[EXTRACTED MATERIAL]
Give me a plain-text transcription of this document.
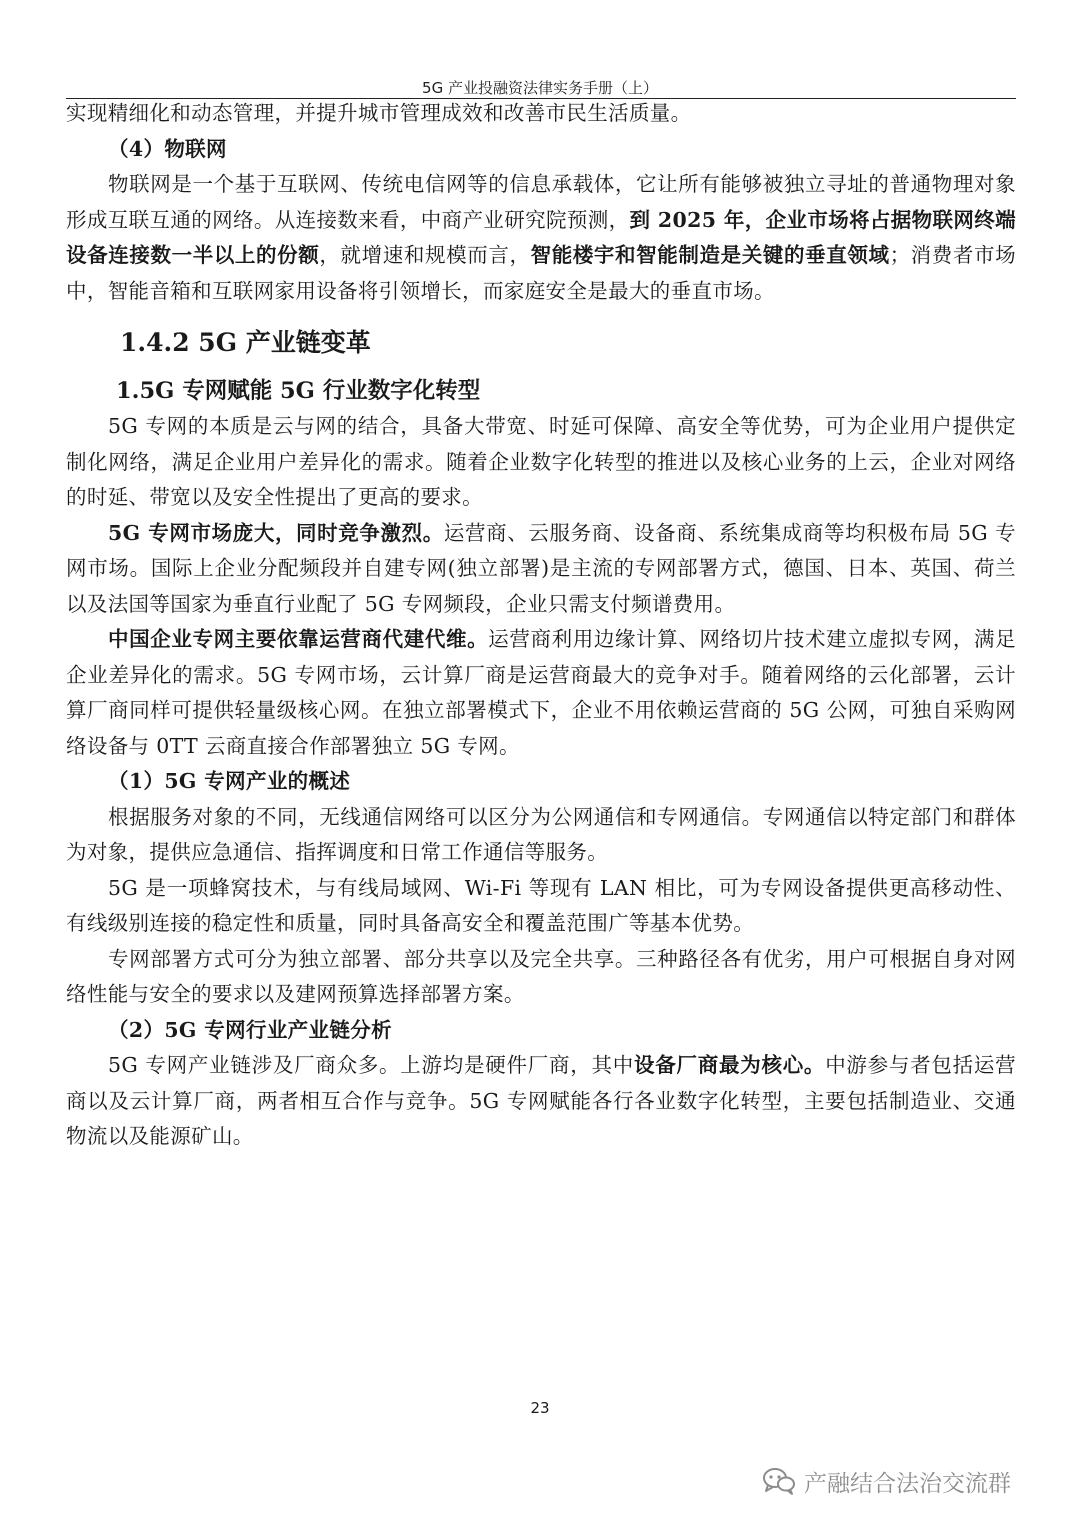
5G 产业投融资法律实务手册（上）

实现精细化和动态管理，并提升城市管理成效和改善市民生活质量。

（4）物联网

物联网是一个基于互联网、传统电信网等的信息承载体，它让所有能够被独立寻址的普通物理对象形成互联互通的网络。从连接数来看，中商产业研究院预测，到 2025 年，企业市场将占据物联网终端设备连接数一半以上的份额，就增速和规模而言，智能楼宇和智能制造是关键的垂直领域；消费者市场中，智能音箱和互联网家用设备将引领增长，而家庭安全是最大的垂直市场。

1.4.2 5G 产业链变革

1.5G 专网赋能 5G 行业数字化转型

5G 专网的本质是云与网的结合，具备大带宽、时延可保障、高安全等优势，可为企业用户提供定制化网络，满足企业用户差异化的需求。随着企业数字化转型的推进以及核心业务的上云，企业对网络的时延、带宽以及安全性提出了更高的要求。

5G 专网市场庞大，同时竞争激烈。运营商、云服务商、设备商、系统集成商等均积极布局 5G 专网市场。国际上企业分配频段并自建专网(独立部署)是主流的专网部署方式，德国、日本、英国、荷兰以及法国等国家为垂直行业配了 5G 专网频段，企业只需支付频谱费用。

中国企业专网主要依靠运营商代建代维。运营商利用边缘计算、网络切片技术建立虚拟专网，满足企业差异化的需求。5G 专网市场，云计算厂商是运营商最大的竞争对手。随着网络的云化部署，云计算厂商同样可提供轻量级核心网。在独立部署模式下，企业不用依赖运营商的 5G 公网，可独自采购网络设备与 0TT 云商直接合作部署独立 5G 专网。

（1）5G 专网产业的概述

根据服务对象的不同，无线通信网络可以区分为公网通信和专网通信。专网通信以特定部门和群体为对象，提供应急通信、指挥调度和日常工作通信等服务。

5G 是一项蜂窝技术，与有线局域网、Wi-Fi 等现有 LAN 相比，可为专网设备提供更高移动性、有线级别连接的稳定性和质量，同时具备高安全和覆盖范围广等基本优势。

专网部署方式可分为独立部署、部分共享以及完全共享。三种路径各有优劣，用户可根据自身对网络性能与安全的要求以及建网预算选择部署方案。

（2）5G 专网行业产业链分析

5G 专网产业链涉及厂商众多。上游均是硬件厂商，其中设备厂商最为核心。中游参与者包括运营商以及云计算厂商，两者相互合作与竞争。5G 专网赋能各行各业数字化转型，主要包括制造业、交通物流以及能源矿山。

23
产融结合法治交流群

[WHAT YOU WILL DO] Each line in the listing above either holds the string "专网市场" or does not; state how many do, giving the number only.

[RESPONSE] 2